■ **Work to do**
Only the lines holding the string "this" are needed. Copy each one.

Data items
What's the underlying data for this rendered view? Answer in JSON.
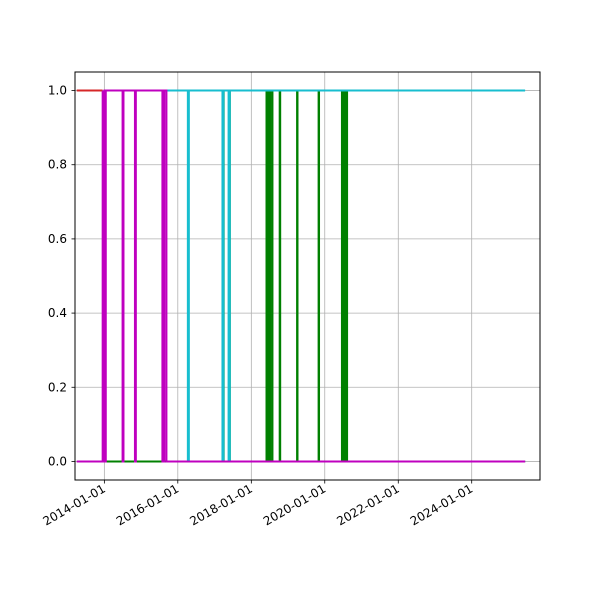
{
  "chart_data": {
    "type": "line",
    "title": "",
    "xlabel": "",
    "ylabel": "",
    "x_axis": {
      "type": "date",
      "range": [
        "2013-03-15",
        "2025-11-10"
      ],
      "ticks": [
        "2014-01-01",
        "2016-01-01",
        "2018-01-01",
        "2020-01-01",
        "2022-01-01",
        "2024-01-01"
      ]
    },
    "y_axis": {
      "range": [
        -0.05,
        1.05
      ],
      "ticks": [
        0.0,
        0.2,
        0.4,
        0.6,
        0.8,
        1.0
      ],
      "tick_labels": [
        "0.0",
        "0.2",
        "0.4",
        "0.6",
        "0.8",
        "1.0"
      ]
    },
    "grid": true,
    "legend": "none",
    "series": [
      {
        "color": "#d62728",
        "points": [
          [
            "2013-04-01",
            1
          ],
          [
            "2013-12-15",
            1
          ]
        ]
      },
      {
        "color": "#bf00bf",
        "points": [
          [
            "2013-04-01",
            0
          ],
          [
            "2013-12-15",
            0
          ]
        ]
      },
      {
        "color": "#1f77b4",
        "points": [
          [
            "2013-12-15",
            0
          ],
          [
            "2025-06-15",
            0
          ]
        ]
      },
      {
        "color": "#008000",
        "points": [
          [
            "2013-12-25",
            0
          ],
          [
            "2017-04-01",
            0
          ],
          [
            "2017-04-01",
            1
          ],
          [
            "2017-06-01",
            1
          ],
          [
            "2017-06-01",
            0
          ],
          [
            "2018-06-01",
            0
          ],
          [
            "2018-06-01",
            1
          ],
          [
            "2018-06-20",
            1
          ],
          [
            "2018-06-20",
            0
          ],
          [
            "2018-07-10",
            0
          ],
          [
            "2018-07-10",
            1
          ],
          [
            "2018-07-30",
            1
          ],
          [
            "2018-07-30",
            0
          ],
          [
            "2018-10-10",
            0
          ],
          [
            "2018-10-10",
            1
          ],
          [
            "2018-10-15",
            1
          ],
          [
            "2018-10-15",
            0
          ],
          [
            "2019-04-01",
            0
          ],
          [
            "2019-04-01",
            1
          ],
          [
            "2019-04-05",
            1
          ],
          [
            "2019-04-05",
            0
          ],
          [
            "2019-11-01",
            0
          ],
          [
            "2019-11-01",
            1
          ],
          [
            "2019-11-05",
            1
          ],
          [
            "2019-11-05",
            0
          ],
          [
            "2020-06-20",
            0
          ],
          [
            "2020-06-20",
            1
          ],
          [
            "2020-07-10",
            1
          ],
          [
            "2020-07-10",
            0
          ],
          [
            "2020-07-25",
            0
          ],
          [
            "2020-07-25",
            1
          ],
          [
            "2020-08-10",
            1
          ],
          [
            "2020-08-10",
            0
          ],
          [
            "2025-06-15",
            0
          ]
        ]
      },
      {
        "color": "#17becf",
        "points": [
          [
            "2015-07-01",
            1
          ],
          [
            "2016-04-10",
            1
          ],
          [
            "2016-04-10",
            0
          ],
          [
            "2016-04-20",
            0
          ],
          [
            "2016-04-20",
            1
          ],
          [
            "2017-03-20",
            1
          ],
          [
            "2017-03-20",
            0
          ],
          [
            "2017-03-30",
            0
          ],
          [
            "2017-03-30",
            1
          ],
          [
            "2017-05-20",
            1
          ],
          [
            "2017-05-20",
            0
          ],
          [
            "2017-06-01",
            0
          ],
          [
            "2017-06-01",
            1
          ],
          [
            "2025-06-15",
            1
          ]
        ]
      },
      {
        "color": "#bf00bf",
        "points": [
          [
            "2013-12-15",
            1
          ],
          [
            "2013-12-15",
            0
          ],
          [
            "2014-01-01",
            0
          ],
          [
            "2014-01-01",
            1
          ],
          [
            "2014-01-10",
            1
          ],
          [
            "2014-01-10",
            0
          ],
          [
            "2014-01-15",
            0
          ],
          [
            "2014-01-15",
            1
          ],
          [
            "2014-07-01",
            1
          ],
          [
            "2014-07-01",
            0
          ],
          [
            "2014-07-10",
            0
          ],
          [
            "2014-07-10",
            1
          ],
          [
            "2014-11-01",
            1
          ],
          [
            "2014-11-01",
            0
          ],
          [
            "2014-11-10",
            0
          ],
          [
            "2014-11-10",
            1
          ],
          [
            "2015-08-01",
            1
          ],
          [
            "2015-08-01",
            0
          ],
          [
            "2015-08-20",
            0
          ],
          [
            "2015-08-20",
            1
          ],
          [
            "2015-09-10",
            1
          ],
          [
            "2015-09-10",
            0
          ],
          [
            "2025-06-15",
            0
          ]
        ]
      }
    ]
  }
}
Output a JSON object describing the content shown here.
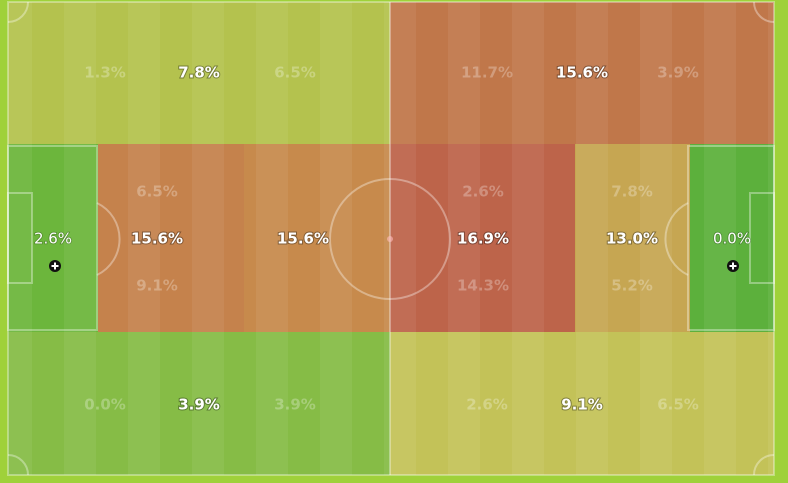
{
  "zones": [
    {
      "color": "#b4c24e",
      "label": "7.8%",
      "side_labels": [
        "1.3%",
        "6.5%"
      ]
    },
    {
      "color": "#c0774a",
      "label": "15.6%",
      "side_labels": [
        "11.7%",
        "3.9%"
      ]
    },
    {
      "color": "#6cb63c",
      "label": "2.6%"
    },
    {
      "color": "#c5824c",
      "label": "15.6%",
      "side_labels": [
        "6.5%",
        "9.1%"
      ]
    },
    {
      "color": "#c78a4c",
      "label": "15.6%"
    },
    {
      "color": "#bd644a",
      "label": "16.9%",
      "side_labels": [
        "2.6%",
        "14.3%"
      ]
    },
    {
      "color": "#c6a652",
      "label": "13.0%",
      "side_labels": [
        "7.8%",
        "5.2%"
      ]
    },
    {
      "color": "#5cb03c",
      "label": "0.0%"
    },
    {
      "color": "#86bc46",
      "label": "3.9%",
      "side_labels": [
        "0.0%",
        "3.9%"
      ]
    },
    {
      "color": "#c3c258",
      "label": "9.1%",
      "side_labels": [
        "2.6%",
        "6.5%"
      ]
    }
  ]
}
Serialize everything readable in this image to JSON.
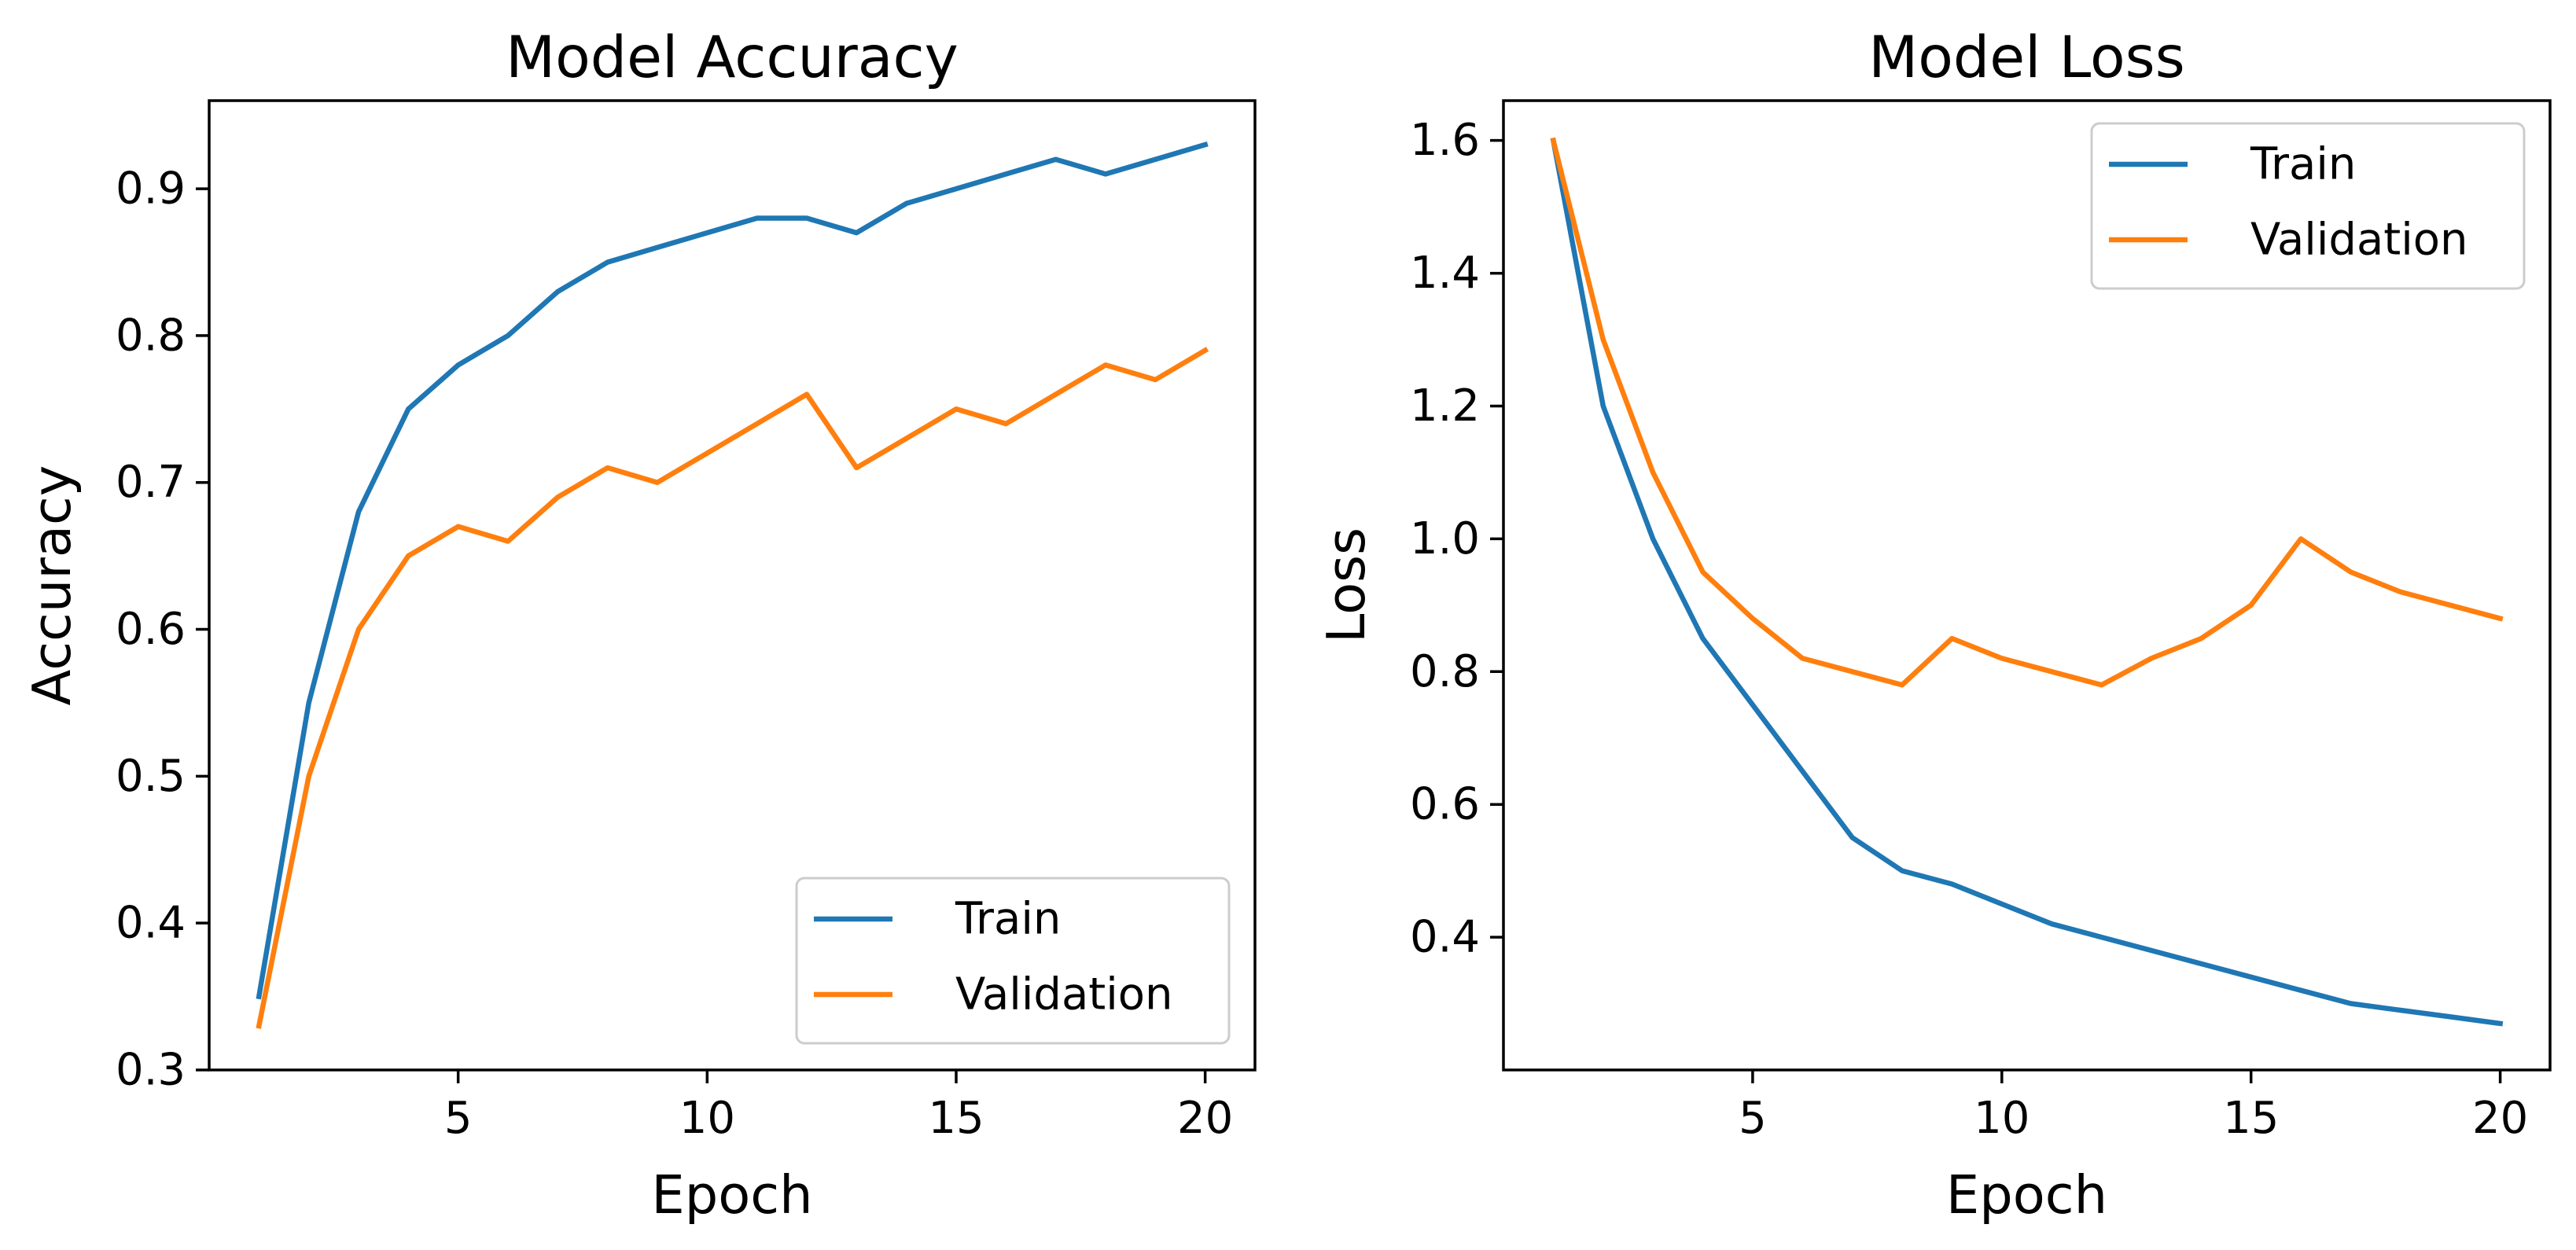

■ **Full output**
What's the underlying data for this rendered view? Answer in JSON.
Serialize everything readable in this image to JSON.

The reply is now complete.